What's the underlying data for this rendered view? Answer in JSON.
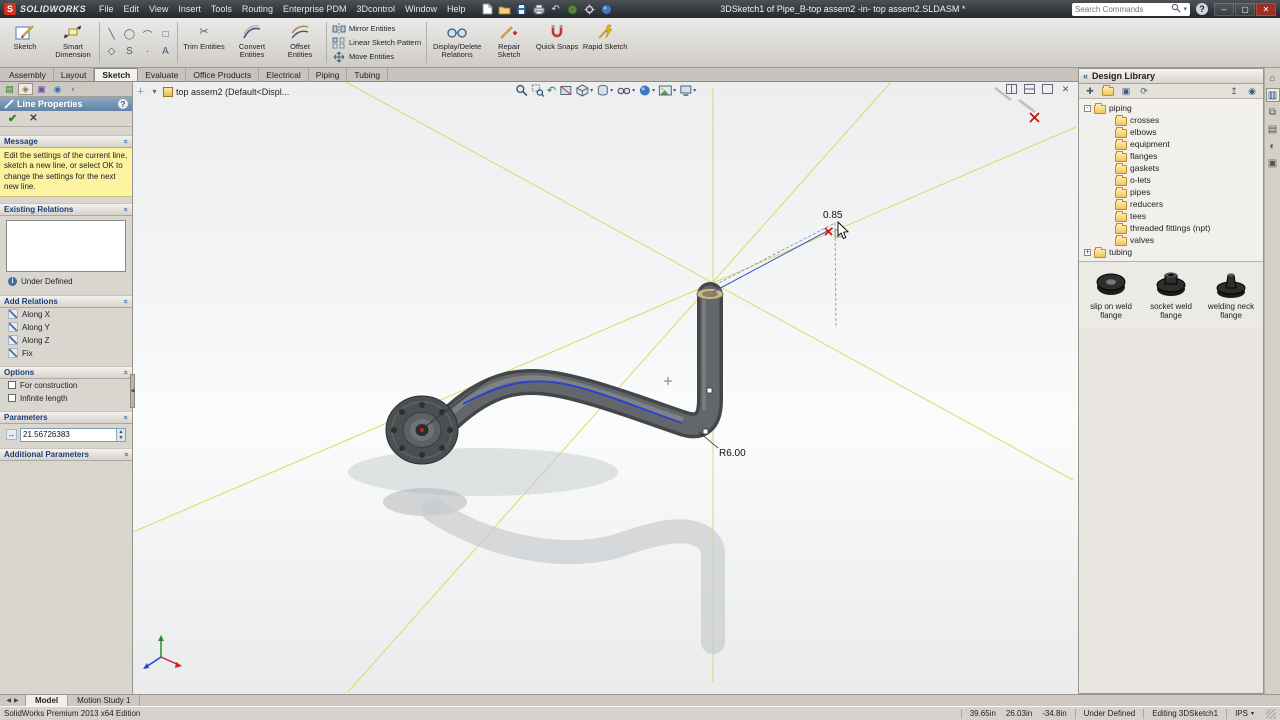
{
  "colors": {
    "brand_red": "#d3311e",
    "construction_line_yellow": "#d8d855",
    "selected_sketch_blue": "#2440d8",
    "message_bg_yellow": "#fbf3a0"
  },
  "titlebar": {
    "logo_text": "SOLIDWORKS",
    "menus": [
      "File",
      "Edit",
      "View",
      "Insert",
      "Tools",
      "Routing",
      "Enterprise PDM",
      "3Dcontrol",
      "Window",
      "Help"
    ],
    "doc_title": "3DSketch1 of Pipe_B-top assem2 -in- top assem2.SLDASM *",
    "search_placeholder": "Search Commands"
  },
  "ribbon": {
    "tabs": [
      {
        "label": "Assembly"
      },
      {
        "label": "Layout"
      },
      {
        "label": "Sketch",
        "active": true
      },
      {
        "label": "Evaluate"
      },
      {
        "label": "Office Products"
      },
      {
        "label": "Electrical"
      },
      {
        "label": "Piping"
      },
      {
        "label": "Tubing"
      }
    ],
    "buttons": {
      "sketch": "Sketch",
      "smart_dimension": "Smart Dimension",
      "trim": "Trim Entities",
      "convert": "Convert Entities",
      "offset": "Offset Entities",
      "mirror": "Mirror Entities",
      "linear_pattern": "Linear Sketch Pattern",
      "move": "Move Entities",
      "display_delete": "Display/Delete Relations",
      "repair": "Repair Sketch",
      "quick_snaps": "Quick Snaps",
      "rapid": "Rapid Sketch"
    },
    "entity_tools": [
      {
        "name": "line",
        "glyph": "╲"
      },
      {
        "name": "circle",
        "glyph": "◯"
      },
      {
        "name": "arc",
        "glyph": "⌒"
      },
      {
        "name": "rectangle",
        "glyph": "□"
      },
      {
        "name": "polygon",
        "glyph": "◇"
      },
      {
        "name": "spline",
        "glyph": "S"
      },
      {
        "name": "point",
        "glyph": "·"
      },
      {
        "name": "text",
        "glyph": "A"
      }
    ]
  },
  "property_manager": {
    "title": "Line Properties",
    "message": {
      "header": "Message",
      "text": "Edit the settings of the current line, sketch a new line, or select OK to change the settings for the next new line."
    },
    "existing_relations": {
      "header": "Existing Relations",
      "status": "Under Defined"
    },
    "add_relations": {
      "header": "Add Relations",
      "items": [
        "Along X",
        "Along Y",
        "Along Z",
        "Fix"
      ]
    },
    "options": {
      "header": "Options",
      "checkboxes": [
        "For construction",
        "Infinite length"
      ]
    },
    "parameters": {
      "header": "Parameters",
      "value": "21.56726383"
    },
    "additional_parameters": {
      "header": "Additional Parameters"
    }
  },
  "viewport": {
    "flyout_tree_label": "top assem2 (Default<Displ...",
    "dim_radius": "R6.00",
    "dim_length": "0.85"
  },
  "design_library": {
    "title": "Design Library",
    "tree": [
      {
        "label": "piping",
        "level": 1,
        "twisty": "-"
      },
      {
        "label": "crosses",
        "level": 2
      },
      {
        "label": "elbows",
        "level": 2
      },
      {
        "label": "equipment",
        "level": 2
      },
      {
        "label": "flanges",
        "level": 2
      },
      {
        "label": "gaskets",
        "level": 2
      },
      {
        "label": "o-lets",
        "level": 2
      },
      {
        "label": "pipes",
        "level": 2
      },
      {
        "label": "reducers",
        "level": 2
      },
      {
        "label": "tees",
        "level": 2
      },
      {
        "label": "threaded fittings (npt)",
        "level": 2
      },
      {
        "label": "valves",
        "level": 2
      },
      {
        "label": "tubing",
        "level": 1,
        "twisty": "+"
      }
    ],
    "items": [
      {
        "label": "slip on weld flange"
      },
      {
        "label": "socket weld flange"
      },
      {
        "label": "welding neck flange"
      }
    ]
  },
  "bottom_tabs": {
    "model": "Model",
    "motion_study": "Motion Study 1"
  },
  "status_bar": {
    "left": "SolidWorks Premium 2013 x64 Edition",
    "coord_x": "39.65in",
    "coord_y": "26.03in",
    "coord_z": "-34.8in",
    "state": "Under Defined",
    "editing": "Editing 3DSketch1",
    "units": "IPS"
  }
}
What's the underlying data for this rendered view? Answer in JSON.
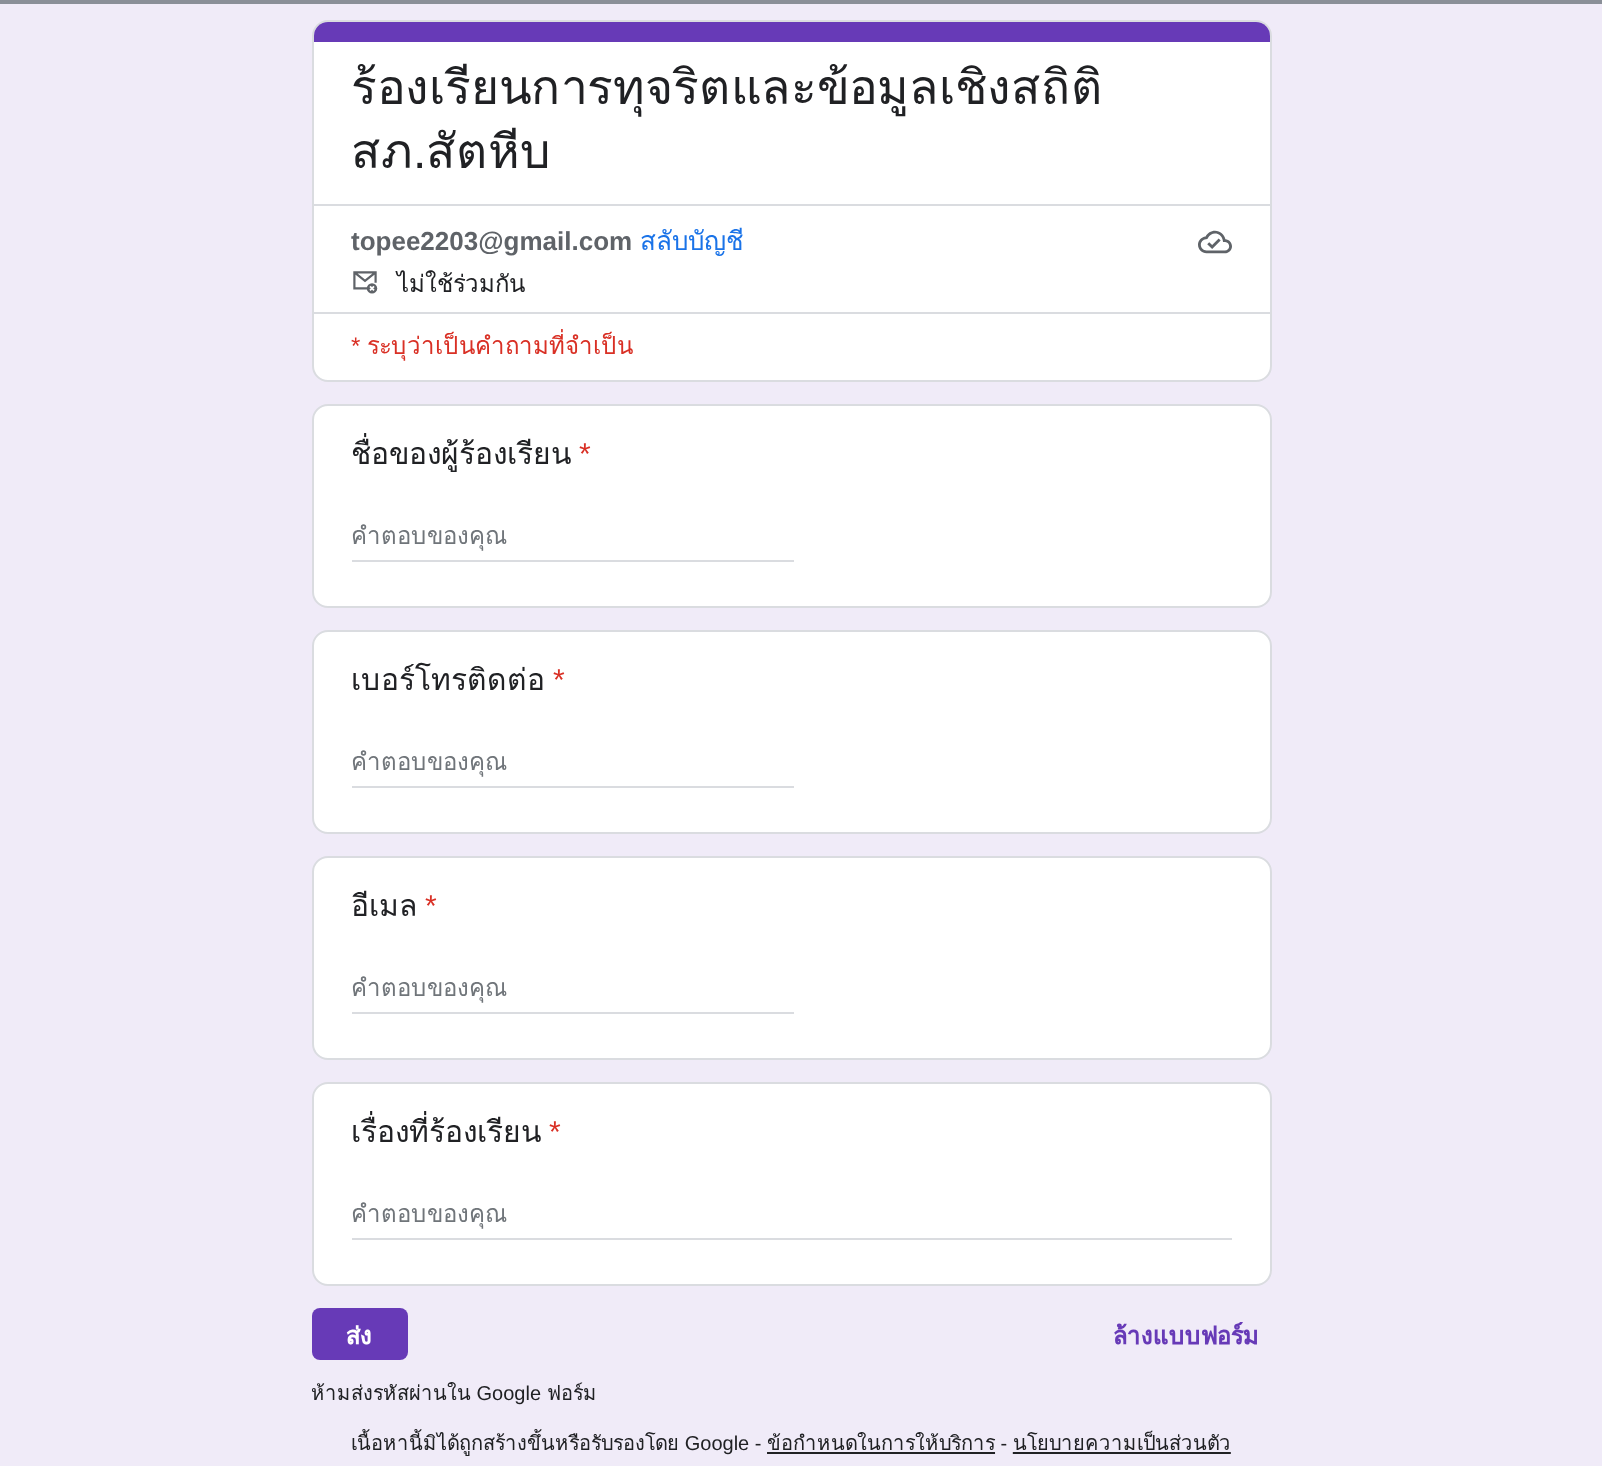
{
  "header": {
    "title": "ร้องเรียนการทุจริตและข้อมูลเชิงสถิติ สภ.สัตหีบ",
    "account_email": "topee2203@gmail.com",
    "switch_account": "สลับบัญชี",
    "sharing_status": "ไม่ใช้ร่วมกัน",
    "required_note": "* ระบุว่าเป็นคำถามที่จำเป็น"
  },
  "questions": [
    {
      "label": "ชื่อของผู้ร้องเรียน",
      "required_mark": "*",
      "kind": "short",
      "placeholder": "คำตอบของคุณ"
    },
    {
      "label": "เบอร์โทรติดต่อ",
      "required_mark": "*",
      "kind": "short",
      "placeholder": "คำตอบของคุณ"
    },
    {
      "label": "อีเมล",
      "required_mark": "*",
      "kind": "short",
      "placeholder": "คำตอบของคุณ"
    },
    {
      "label": "เรื่องที่ร้องเรียน",
      "required_mark": "*",
      "kind": "paragraph",
      "placeholder": "คำตอบของคุณ"
    }
  ],
  "actions": {
    "submit": "ส่ง",
    "clear": "ล้างแบบฟอร์ม"
  },
  "password_warning": "ห้ามส่งรหัสผ่านใน Google ฟอร์ม",
  "footer": {
    "parts": [
      {
        "kind": "text",
        "text": "เนื้อหานี้มิได้ถูกสร้างขึ้นหรือรับรองโดย Google - "
      },
      {
        "kind": "link",
        "text": "ข้อกำหนดในการให้บริการ"
      },
      {
        "kind": "text",
        "text": " - "
      },
      {
        "kind": "link",
        "text": "นโยบายความเป็นส่วนตัว"
      }
    ]
  }
}
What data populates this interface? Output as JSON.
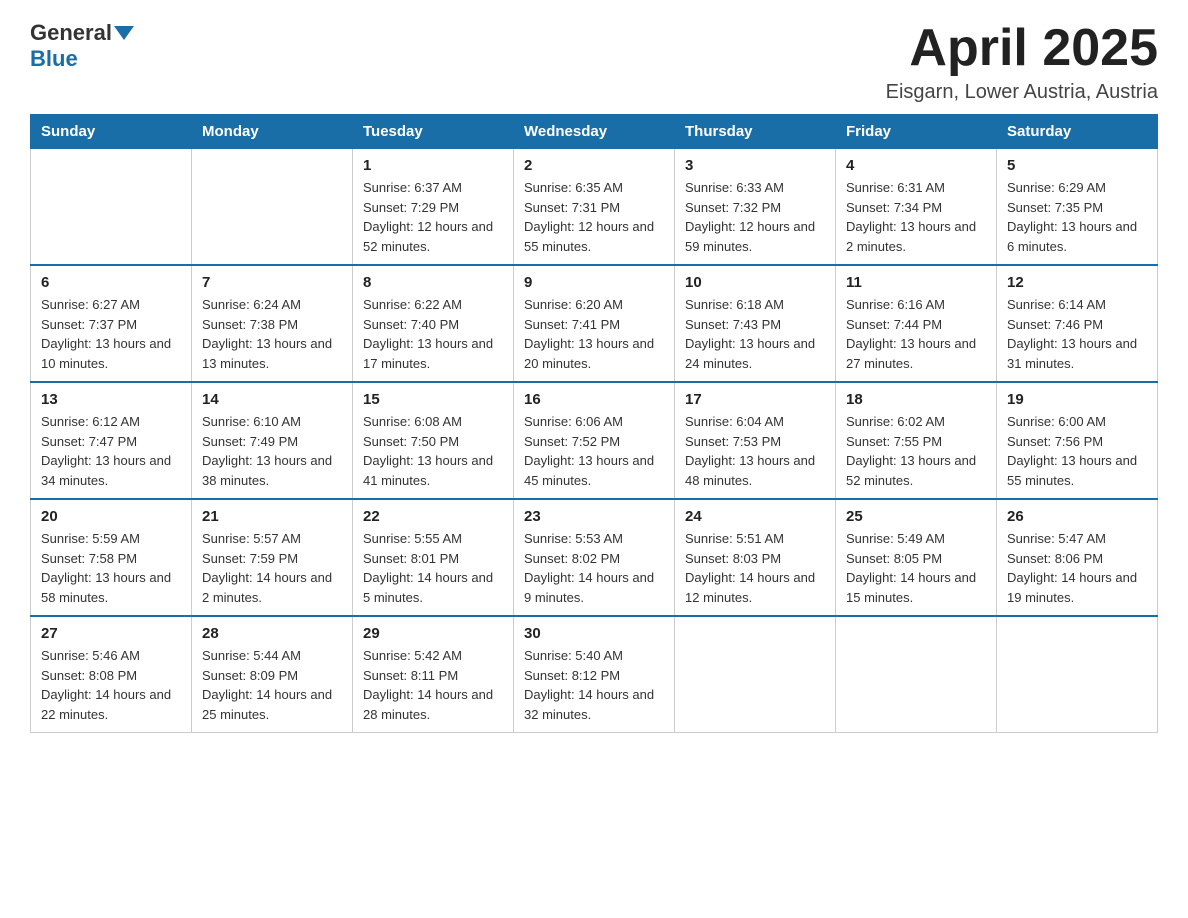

§ **Instruction**: Print out the material word for word, omitting the pictures.

§ **The result**:
What's the underlying data for this rendered view? Answer in JSON.
{
  "colors": {
    "brand_red": "#d3311e",
    "construction_line_yellow": "#d8d855",
    "selected_sketch_blue": "#2440d8",
    "message_bg_yellow": "#fbf3a0"
  },
  "titlebar": {
    "logo_text": "SOLIDWORKS",
    "menus": [
      "File",
      "Edit",
      "View",
      "Insert",
      "Tools",
      "Routing",
      "Enterprise PDM",
      "3Dcontrol",
      "Window",
      "Help"
    ],
    "doc_title": "3DSketch1 of Pipe_B-top assem2 -in- top assem2.SLDASM *",
    "search_placeholder": "Search Commands"
  },
  "ribbon": {
    "tabs": [
      {
        "label": "Assembly"
      },
      {
        "label": "Layout"
      },
      {
        "label": "Sketch",
        "active": true
      },
      {
        "label": "Evaluate"
      },
      {
        "label": "Office Products"
      },
      {
        "label": "Electrical"
      },
      {
        "label": "Piping"
      },
      {
        "label": "Tubing"
      }
    ],
    "buttons": {
      "sketch": "Sketch",
      "smart_dimension": "Smart Dimension",
      "trim": "Trim Entities",
      "convert": "Convert Entities",
      "offset": "Offset Entities",
      "mirror": "Mirror Entities",
      "linear_pattern": "Linear Sketch Pattern",
      "move": "Move Entities",
      "display_delete": "Display/Delete Relations",
      "repair": "Repair Sketch",
      "quick_snaps": "Quick Snaps",
      "rapid": "Rapid Sketch"
    },
    "entity_tools": [
      {
        "name": "line",
        "glyph": "╲"
      },
      {
        "name": "circle",
        "glyph": "◯"
      },
      {
        "name": "arc",
        "glyph": "⌒"
      },
      {
        "name": "rectangle",
        "glyph": "□"
      },
      {
        "name": "polygon",
        "glyph": "◇"
      },
      {
        "name": "spline",
        "glyph": "S"
      },
      {
        "name": "point",
        "glyph": "·"
      },
      {
        "name": "text",
        "glyph": "A"
      }
    ]
  },
  "property_manager": {
    "title": "Line Properties",
    "message": {
      "header": "Message",
      "text": "Edit the settings of the current line, sketch a new line, or select OK to change the settings for the next new line."
    },
    "existing_relations": {
      "header": "Existing Relations",
      "status": "Under Defined"
    },
    "add_relations": {
      "header": "Add Relations",
      "items": [
        "Along X",
        "Along Y",
        "Along Z",
        "Fix"
      ]
    },
    "options": {
      "header": "Options",
      "checkboxes": [
        "For construction",
        "Infinite length"
      ]
    },
    "parameters": {
      "header": "Parameters",
      "value": "21.56726383"
    },
    "additional_parameters": {
      "header": "Additional Parameters"
    }
  },
  "viewport": {
    "flyout_tree_label": "top assem2 (Default<Displ...",
    "dim_radius": "R6.00",
    "dim_length": "0.85"
  },
  "design_library": {
    "title": "Design Library",
    "tree": [
      {
        "label": "piping",
        "level": 1,
        "twisty": "-"
      },
      {
        "label": "crosses",
        "level": 2
      },
      {
        "label": "elbows",
        "level": 2
      },
      {
        "label": "equipment",
        "level": 2
      },
      {
        "label": "flanges",
        "level": 2
      },
      {
        "label": "gaskets",
        "level": 2
      },
      {
        "label": "o-lets",
        "level": 2
      },
      {
        "label": "pipes",
        "level": 2
      },
      {
        "label": "reducers",
        "level": 2
      },
      {
        "label": "tees",
        "level": 2
      },
      {
        "label": "threaded fittings (npt)",
        "level": 2
      },
      {
        "label": "valves",
        "level": 2
      },
      {
        "label": "tubing",
        "level": 1,
        "twisty": "+"
      }
    ],
    "items": [
      {
        "label": "slip on weld flange"
      },
      {
        "label": "socket weld flange"
      },
      {
        "label": "welding neck flange"
      }
    ]
  },
  "bottom_tabs": {
    "model": "Model",
    "motion_study": "Motion Study 1"
  },
  "status_bar": {
    "left": "SolidWorks Premium 2013 x64 Edition",
    "coord_x": "39.65in",
    "coord_y": "26.03in",
    "coord_z": "-34.8in",
    "state": "Under Defined",
    "editing": "Editing 3DSketch1",
    "units": "IPS"
  }
}
What's the underlying data for this rendered view? Answer in JSON.
{
  "header": {
    "title": "ร้องเรียนการทุจริตและข้อมูลเชิงสถิติ สภ.สัตหีบ",
    "account_email": "topee2203@gmail.com",
    "switch_account": "สลับบัญชี",
    "sharing_status": "ไม่ใช้ร่วมกัน",
    "required_note": "* ระบุว่าเป็นคำถามที่จำเป็น"
  },
  "questions": [
    {
      "label": "ชื่อของผู้ร้องเรียน",
      "required_mark": "*",
      "kind": "short",
      "placeholder": "คำตอบของคุณ"
    },
    {
      "label": "เบอร์โทรติดต่อ",
      "required_mark": "*",
      "kind": "short",
      "placeholder": "คำตอบของคุณ"
    },
    {
      "label": "อีเมล",
      "required_mark": "*",
      "kind": "short",
      "placeholder": "คำตอบของคุณ"
    },
    {
      "label": "เรื่องที่ร้องเรียน",
      "required_mark": "*",
      "kind": "paragraph",
      "placeholder": "คำตอบของคุณ"
    }
  ],
  "actions": {
    "submit": "ส่ง",
    "clear": "ล้างแบบฟอร์ม"
  },
  "password_warning": "ห้ามส่งรหัสผ่านใน Google ฟอร์ม",
  "footer": {
    "parts": [
      {
        "kind": "text",
        "text": "เนื้อหานี้มิได้ถูกสร้างขึ้นหรือรับรองโดย Google - "
      },
      {
        "kind": "link",
        "text": "ข้อกำหนดในการให้บริการ"
      },
      {
        "kind": "text",
        "text": " - "
      },
      {
        "kind": "link",
        "text": "นโยบายความเป็นส่วนตัว"
      }
    ]
  }
}
What data populates this interface? Output as JSON.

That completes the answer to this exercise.